REQUIRED TASK
The line containing "Decode this image" and every line after it, through the last, are to be extracted exactly; no other lines belong in the answer.

DATA IN THIS EXERCISE
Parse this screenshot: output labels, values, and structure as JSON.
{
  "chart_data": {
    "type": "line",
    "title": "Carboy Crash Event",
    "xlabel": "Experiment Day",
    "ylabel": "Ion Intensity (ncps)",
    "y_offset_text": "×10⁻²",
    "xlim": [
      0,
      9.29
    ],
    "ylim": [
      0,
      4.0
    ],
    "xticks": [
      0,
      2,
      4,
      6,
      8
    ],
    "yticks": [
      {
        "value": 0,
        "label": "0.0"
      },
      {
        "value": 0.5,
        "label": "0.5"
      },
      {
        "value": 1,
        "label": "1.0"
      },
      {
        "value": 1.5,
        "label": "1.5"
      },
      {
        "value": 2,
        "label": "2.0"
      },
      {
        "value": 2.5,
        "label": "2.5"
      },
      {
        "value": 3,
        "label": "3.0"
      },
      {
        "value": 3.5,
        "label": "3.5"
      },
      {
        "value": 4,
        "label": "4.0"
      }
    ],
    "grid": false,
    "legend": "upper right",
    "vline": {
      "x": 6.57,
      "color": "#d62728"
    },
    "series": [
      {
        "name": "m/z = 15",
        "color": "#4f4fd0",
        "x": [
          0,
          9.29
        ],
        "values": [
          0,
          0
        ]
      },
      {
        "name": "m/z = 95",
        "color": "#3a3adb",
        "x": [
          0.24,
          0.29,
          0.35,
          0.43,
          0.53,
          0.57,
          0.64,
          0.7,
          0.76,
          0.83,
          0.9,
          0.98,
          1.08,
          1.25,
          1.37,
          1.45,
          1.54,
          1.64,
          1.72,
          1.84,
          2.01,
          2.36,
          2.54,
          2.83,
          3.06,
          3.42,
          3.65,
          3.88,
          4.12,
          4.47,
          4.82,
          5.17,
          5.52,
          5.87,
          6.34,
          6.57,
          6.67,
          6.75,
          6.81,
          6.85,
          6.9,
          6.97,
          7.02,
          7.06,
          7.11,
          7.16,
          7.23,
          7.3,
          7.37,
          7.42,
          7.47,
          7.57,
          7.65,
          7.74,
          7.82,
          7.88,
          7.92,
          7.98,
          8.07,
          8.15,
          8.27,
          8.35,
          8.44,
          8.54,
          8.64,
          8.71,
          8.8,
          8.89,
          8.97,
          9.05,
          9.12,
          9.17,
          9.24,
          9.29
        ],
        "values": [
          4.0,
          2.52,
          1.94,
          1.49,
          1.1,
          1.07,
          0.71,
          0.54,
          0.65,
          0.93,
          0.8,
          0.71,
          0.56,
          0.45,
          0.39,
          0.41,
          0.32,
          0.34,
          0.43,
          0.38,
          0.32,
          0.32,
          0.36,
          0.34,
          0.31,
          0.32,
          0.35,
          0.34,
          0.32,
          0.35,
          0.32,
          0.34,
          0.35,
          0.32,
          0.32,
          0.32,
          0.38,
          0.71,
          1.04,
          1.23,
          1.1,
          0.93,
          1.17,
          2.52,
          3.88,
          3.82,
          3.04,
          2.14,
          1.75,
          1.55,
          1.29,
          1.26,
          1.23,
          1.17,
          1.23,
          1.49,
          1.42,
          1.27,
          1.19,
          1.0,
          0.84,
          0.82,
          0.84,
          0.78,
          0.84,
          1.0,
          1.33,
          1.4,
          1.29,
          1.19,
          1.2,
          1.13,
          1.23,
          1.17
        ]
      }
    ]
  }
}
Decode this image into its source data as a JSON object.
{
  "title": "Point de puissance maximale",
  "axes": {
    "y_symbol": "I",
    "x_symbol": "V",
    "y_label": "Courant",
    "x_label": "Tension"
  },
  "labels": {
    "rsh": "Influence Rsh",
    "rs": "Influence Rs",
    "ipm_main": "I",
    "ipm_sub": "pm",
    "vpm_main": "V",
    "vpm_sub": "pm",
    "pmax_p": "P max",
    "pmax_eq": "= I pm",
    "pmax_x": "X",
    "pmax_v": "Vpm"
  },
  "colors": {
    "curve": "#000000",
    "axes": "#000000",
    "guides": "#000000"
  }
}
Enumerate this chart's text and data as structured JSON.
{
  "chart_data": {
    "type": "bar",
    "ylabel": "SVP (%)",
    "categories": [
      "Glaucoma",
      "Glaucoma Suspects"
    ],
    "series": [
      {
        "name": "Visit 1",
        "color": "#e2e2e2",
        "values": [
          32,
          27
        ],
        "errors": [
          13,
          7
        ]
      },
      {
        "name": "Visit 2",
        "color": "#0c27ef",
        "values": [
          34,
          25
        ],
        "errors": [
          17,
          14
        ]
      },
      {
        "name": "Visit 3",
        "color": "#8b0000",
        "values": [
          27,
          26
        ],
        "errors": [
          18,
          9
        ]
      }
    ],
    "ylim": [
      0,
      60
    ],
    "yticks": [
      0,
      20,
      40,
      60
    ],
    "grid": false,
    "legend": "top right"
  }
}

RESULT OF THE TASK
Decode this image into its source data as a JSON object.
{
  "title": "Point de puissance maximale",
  "axes": {
    "y_symbol": "I",
    "x_symbol": "V",
    "y_label": "Courant",
    "x_label": "Tension"
  },
  "labels": {
    "rsh": "Influence Rsh",
    "rs": "Influence Rs",
    "ipm_main": "I",
    "ipm_sub": "pm",
    "vpm_main": "V",
    "vpm_sub": "pm",
    "pmax_p": "P max",
    "pmax_eq": "= I pm",
    "pmax_x": "X",
    "pmax_v": "Vpm"
  },
  "colors": {
    "curve": "#000000",
    "axes": "#000000",
    "guides": "#000000"
  }
}
Enumerate this chart's text and data as structured JSON.
{
  "chart_data": {
    "type": "bar",
    "ylabel": "SVP (%)",
    "categories": [
      "Glaucoma",
      "Glaucoma Suspects"
    ],
    "series": [
      {
        "name": "Visit 1",
        "color": "#e2e2e2",
        "values": [
          32,
          27
        ],
        "errors": [
          13,
          7
        ]
      },
      {
        "name": "Visit 2",
        "color": "#0c27ef",
        "values": [
          34,
          25
        ],
        "errors": [
          17,
          14
        ]
      },
      {
        "name": "Visit 3",
        "color": "#8b0000",
        "values": [
          27,
          26
        ],
        "errors": [
          18,
          9
        ]
      }
    ],
    "ylim": [
      0,
      60
    ],
    "yticks": [
      0,
      20,
      40,
      60
    ],
    "grid": false,
    "legend": "top right"
  }
}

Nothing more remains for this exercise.